** start Source material **
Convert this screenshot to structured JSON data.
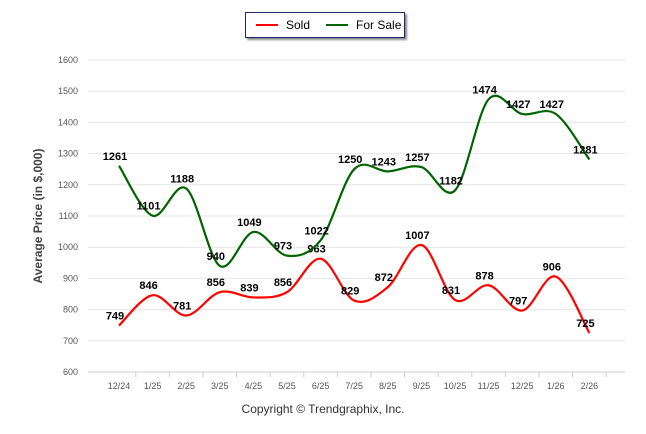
{
  "chart_data": {
    "type": "line",
    "title": "",
    "xlabel": "",
    "ylabel": "Average Price (in $,000)",
    "ylim": [
      600,
      1600
    ],
    "yticks": [
      600,
      700,
      800,
      900,
      1000,
      1100,
      1200,
      1300,
      1400,
      1500,
      1600
    ],
    "categories": [
      "12/24",
      "1/25",
      "2/25",
      "3/25",
      "4/25",
      "5/25",
      "6/25",
      "7/25",
      "8/25",
      "9/25",
      "10/25",
      "11/25",
      "12/25",
      "1/26",
      "2/26"
    ],
    "series": [
      {
        "name": "Sold",
        "color": "#ff0000",
        "values": [
          749,
          846,
          781,
          856,
          839,
          856,
          963,
          829,
          872,
          1007,
          831,
          878,
          797,
          906,
          725
        ]
      },
      {
        "name": "For Sale",
        "color": "#006400",
        "values": [
          1261,
          1101,
          1188,
          940,
          1049,
          973,
          1022,
          1250,
          1243,
          1257,
          1182,
          1474,
          1427,
          1427,
          1281
        ]
      }
    ],
    "grid": true,
    "legend_position": "top-center"
  },
  "legend": {
    "sold": "Sold",
    "for_sale": "For Sale"
  },
  "footer": "Copyright © Trendgraphix, Inc."
}
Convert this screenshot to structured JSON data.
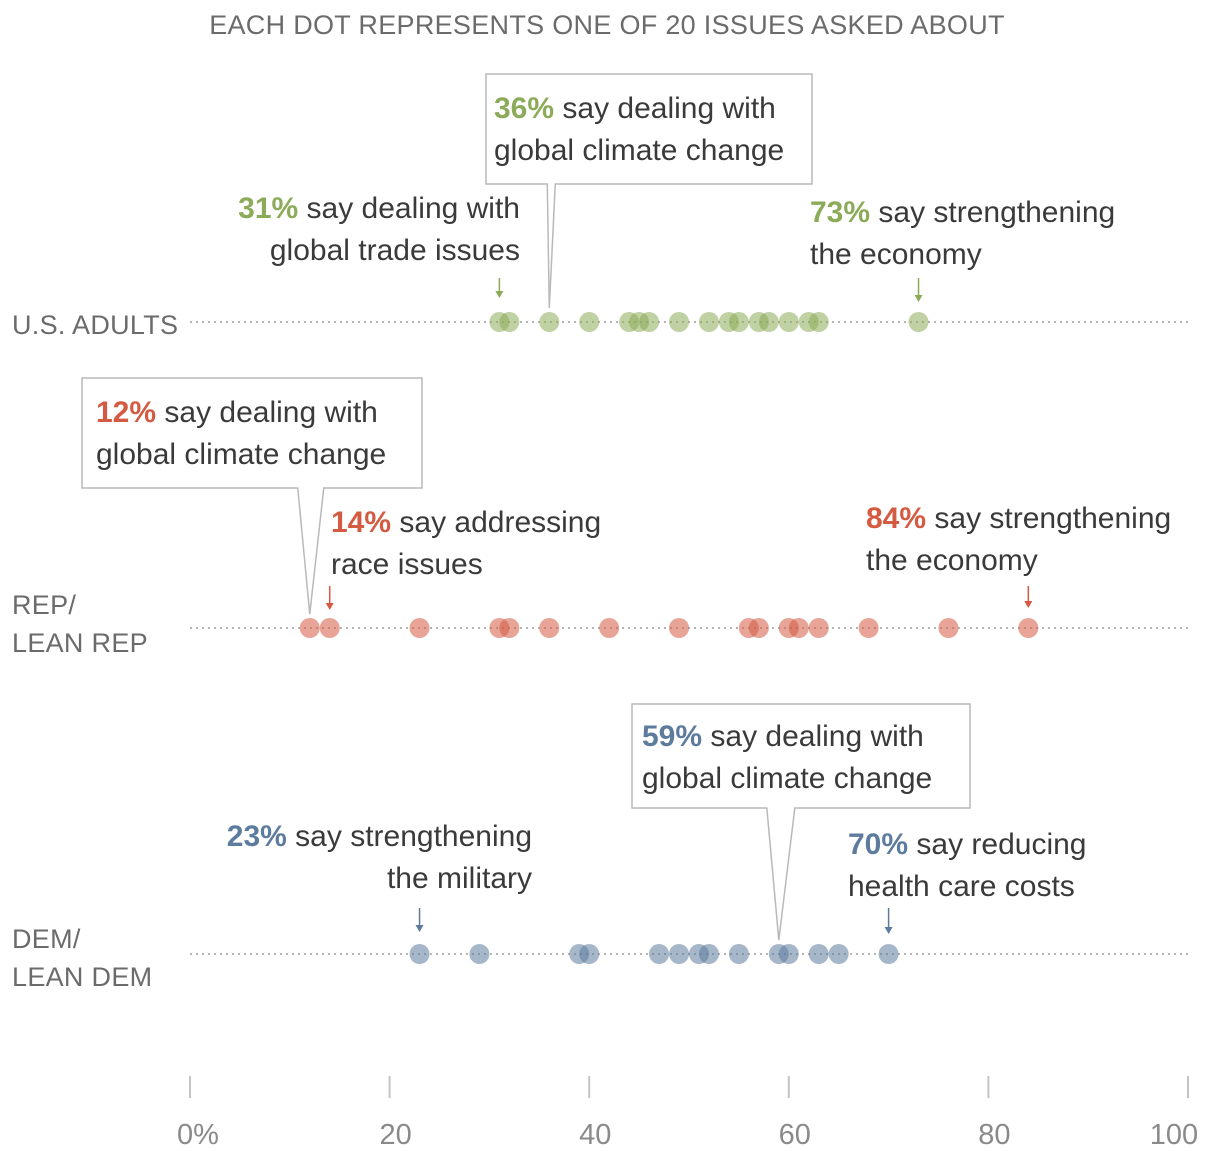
** end Source material **
* _Stated task_
Set down every record once more, word for word, without pictures.

* _Solution to the problem_
Convert this screenshot to structured JSON data.
{
  "chart_data": {
    "type": "line",
    "title": "",
    "xlabel": "",
    "ylabel": "Average Price (in $,000)",
    "ylim": [
      600,
      1600
    ],
    "yticks": [
      600,
      700,
      800,
      900,
      1000,
      1100,
      1200,
      1300,
      1400,
      1500,
      1600
    ],
    "categories": [
      "12/24",
      "1/25",
      "2/25",
      "3/25",
      "4/25",
      "5/25",
      "6/25",
      "7/25",
      "8/25",
      "9/25",
      "10/25",
      "11/25",
      "12/25",
      "1/26",
      "2/26"
    ],
    "series": [
      {
        "name": "Sold",
        "color": "#ff0000",
        "values": [
          749,
          846,
          781,
          856,
          839,
          856,
          963,
          829,
          872,
          1007,
          831,
          878,
          797,
          906,
          725
        ]
      },
      {
        "name": "For Sale",
        "color": "#006400",
        "values": [
          1261,
          1101,
          1188,
          940,
          1049,
          973,
          1022,
          1250,
          1243,
          1257,
          1182,
          1474,
          1427,
          1427,
          1281
        ]
      }
    ],
    "grid": true,
    "legend_position": "top-center"
  },
  "legend": {
    "sold": "Sold",
    "for_sale": "For Sale"
  },
  "footer": "Copyright © Trendgraphix, Inc."
}
Convert this screenshot to structured JSON data.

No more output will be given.